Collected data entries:
·····
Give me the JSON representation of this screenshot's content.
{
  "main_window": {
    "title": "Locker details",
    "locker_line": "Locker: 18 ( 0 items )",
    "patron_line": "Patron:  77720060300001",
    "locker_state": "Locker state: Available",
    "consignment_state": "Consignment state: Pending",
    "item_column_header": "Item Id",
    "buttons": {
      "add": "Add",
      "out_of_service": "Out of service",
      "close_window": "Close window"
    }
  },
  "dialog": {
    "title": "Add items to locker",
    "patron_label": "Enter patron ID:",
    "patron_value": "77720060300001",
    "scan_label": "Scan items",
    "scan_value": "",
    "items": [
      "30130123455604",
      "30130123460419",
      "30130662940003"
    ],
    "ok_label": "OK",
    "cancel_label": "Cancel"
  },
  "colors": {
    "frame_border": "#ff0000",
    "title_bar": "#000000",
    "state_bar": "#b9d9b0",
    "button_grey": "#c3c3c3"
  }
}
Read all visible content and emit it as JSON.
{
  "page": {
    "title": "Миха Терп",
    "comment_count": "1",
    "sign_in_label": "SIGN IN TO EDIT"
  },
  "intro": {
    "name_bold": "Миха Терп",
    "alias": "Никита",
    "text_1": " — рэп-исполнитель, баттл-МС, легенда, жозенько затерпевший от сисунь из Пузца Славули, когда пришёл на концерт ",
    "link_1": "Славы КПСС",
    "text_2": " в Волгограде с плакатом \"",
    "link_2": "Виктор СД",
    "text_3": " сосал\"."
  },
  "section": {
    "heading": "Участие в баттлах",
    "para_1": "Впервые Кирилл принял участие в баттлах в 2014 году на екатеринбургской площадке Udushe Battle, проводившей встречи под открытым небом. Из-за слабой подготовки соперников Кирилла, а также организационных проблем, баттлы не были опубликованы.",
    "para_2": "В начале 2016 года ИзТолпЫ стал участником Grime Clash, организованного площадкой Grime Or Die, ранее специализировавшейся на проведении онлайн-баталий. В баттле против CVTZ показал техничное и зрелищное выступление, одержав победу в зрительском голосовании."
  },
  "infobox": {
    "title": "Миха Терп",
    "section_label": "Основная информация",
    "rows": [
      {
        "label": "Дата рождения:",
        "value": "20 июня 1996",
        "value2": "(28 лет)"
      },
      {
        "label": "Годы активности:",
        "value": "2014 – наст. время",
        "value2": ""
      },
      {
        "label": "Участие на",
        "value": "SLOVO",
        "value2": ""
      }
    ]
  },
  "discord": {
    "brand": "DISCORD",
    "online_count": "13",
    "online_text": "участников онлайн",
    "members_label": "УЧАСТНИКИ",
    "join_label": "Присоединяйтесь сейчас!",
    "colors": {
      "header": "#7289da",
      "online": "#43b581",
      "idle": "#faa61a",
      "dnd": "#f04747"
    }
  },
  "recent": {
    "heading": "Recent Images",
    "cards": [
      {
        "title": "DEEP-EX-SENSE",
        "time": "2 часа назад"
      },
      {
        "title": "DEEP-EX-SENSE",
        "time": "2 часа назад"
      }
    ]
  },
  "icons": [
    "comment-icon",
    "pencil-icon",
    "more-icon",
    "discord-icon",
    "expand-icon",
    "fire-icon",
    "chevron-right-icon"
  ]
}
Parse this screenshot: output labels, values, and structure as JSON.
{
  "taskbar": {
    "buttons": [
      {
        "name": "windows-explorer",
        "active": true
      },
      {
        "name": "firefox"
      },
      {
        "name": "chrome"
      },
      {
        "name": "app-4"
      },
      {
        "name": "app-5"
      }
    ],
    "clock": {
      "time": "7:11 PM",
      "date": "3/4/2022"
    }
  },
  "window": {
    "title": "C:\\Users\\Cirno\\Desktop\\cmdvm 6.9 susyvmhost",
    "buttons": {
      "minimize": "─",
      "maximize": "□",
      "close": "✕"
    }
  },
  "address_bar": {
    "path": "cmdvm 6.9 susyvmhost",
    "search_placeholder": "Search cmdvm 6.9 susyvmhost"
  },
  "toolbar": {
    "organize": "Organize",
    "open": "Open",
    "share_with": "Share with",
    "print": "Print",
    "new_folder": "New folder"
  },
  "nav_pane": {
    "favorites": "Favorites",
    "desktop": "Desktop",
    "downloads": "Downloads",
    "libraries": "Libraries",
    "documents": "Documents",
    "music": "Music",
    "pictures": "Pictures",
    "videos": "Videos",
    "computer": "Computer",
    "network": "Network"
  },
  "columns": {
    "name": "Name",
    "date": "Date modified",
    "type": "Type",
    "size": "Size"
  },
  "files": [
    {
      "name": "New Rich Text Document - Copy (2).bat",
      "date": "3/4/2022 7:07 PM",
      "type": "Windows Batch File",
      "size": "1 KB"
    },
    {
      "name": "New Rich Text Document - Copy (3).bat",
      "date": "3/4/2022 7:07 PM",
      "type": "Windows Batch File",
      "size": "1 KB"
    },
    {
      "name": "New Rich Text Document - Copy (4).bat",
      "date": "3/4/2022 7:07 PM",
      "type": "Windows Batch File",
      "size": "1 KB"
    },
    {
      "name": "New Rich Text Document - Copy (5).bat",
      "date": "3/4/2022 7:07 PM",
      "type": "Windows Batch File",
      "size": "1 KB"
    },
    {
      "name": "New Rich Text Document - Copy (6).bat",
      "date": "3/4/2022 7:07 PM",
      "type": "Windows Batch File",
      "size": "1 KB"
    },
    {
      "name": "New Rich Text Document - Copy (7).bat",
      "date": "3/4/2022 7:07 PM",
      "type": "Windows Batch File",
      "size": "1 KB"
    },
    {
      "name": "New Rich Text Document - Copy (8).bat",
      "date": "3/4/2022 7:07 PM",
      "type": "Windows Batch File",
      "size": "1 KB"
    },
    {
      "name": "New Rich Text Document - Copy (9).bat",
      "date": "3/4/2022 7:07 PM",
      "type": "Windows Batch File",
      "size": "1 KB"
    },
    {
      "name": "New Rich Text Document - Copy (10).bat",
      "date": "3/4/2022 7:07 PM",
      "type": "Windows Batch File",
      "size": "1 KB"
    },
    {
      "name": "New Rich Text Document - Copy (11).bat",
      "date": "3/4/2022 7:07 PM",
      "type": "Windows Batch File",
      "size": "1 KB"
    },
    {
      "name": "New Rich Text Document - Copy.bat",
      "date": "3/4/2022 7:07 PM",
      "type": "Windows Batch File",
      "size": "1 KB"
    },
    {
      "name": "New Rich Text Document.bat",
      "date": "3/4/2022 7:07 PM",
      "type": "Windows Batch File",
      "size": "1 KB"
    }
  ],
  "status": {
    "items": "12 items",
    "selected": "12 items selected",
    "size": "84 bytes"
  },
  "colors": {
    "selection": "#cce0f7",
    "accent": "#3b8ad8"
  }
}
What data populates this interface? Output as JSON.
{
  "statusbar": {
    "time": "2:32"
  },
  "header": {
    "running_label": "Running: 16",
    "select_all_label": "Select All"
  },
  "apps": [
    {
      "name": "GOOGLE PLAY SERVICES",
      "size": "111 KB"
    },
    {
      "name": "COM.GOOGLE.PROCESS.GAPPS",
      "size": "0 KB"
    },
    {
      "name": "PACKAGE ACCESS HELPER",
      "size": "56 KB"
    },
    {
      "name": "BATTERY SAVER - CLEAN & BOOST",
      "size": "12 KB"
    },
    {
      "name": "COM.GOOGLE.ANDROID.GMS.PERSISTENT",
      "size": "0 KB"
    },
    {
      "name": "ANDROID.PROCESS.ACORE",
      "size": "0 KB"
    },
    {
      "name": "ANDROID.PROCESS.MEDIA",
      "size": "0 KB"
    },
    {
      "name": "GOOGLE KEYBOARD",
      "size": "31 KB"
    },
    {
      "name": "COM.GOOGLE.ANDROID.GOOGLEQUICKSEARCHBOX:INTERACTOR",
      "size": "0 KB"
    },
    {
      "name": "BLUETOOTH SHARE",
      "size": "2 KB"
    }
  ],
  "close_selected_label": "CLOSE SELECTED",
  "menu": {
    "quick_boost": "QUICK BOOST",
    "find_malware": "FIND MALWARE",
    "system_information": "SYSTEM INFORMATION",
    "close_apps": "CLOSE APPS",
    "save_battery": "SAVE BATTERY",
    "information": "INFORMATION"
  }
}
·····
Exercise prompt: Wherever a line in the data above holds "GOOGLE", copy that line.

Output of the exercise:
      "name": "GOOGLE PLAY SERVICES",
      "name": "COM.GOOGLE.PROCESS.GAPPS",
      "name": "COM.GOOGLE.ANDROID.GMS.PERSISTENT",
      "name": "GOOGLE KEYBOARD",
      "name": "COM.GOOGLE.ANDROID.GOOGLEQUICKSEARCHBOX:INTERACTOR",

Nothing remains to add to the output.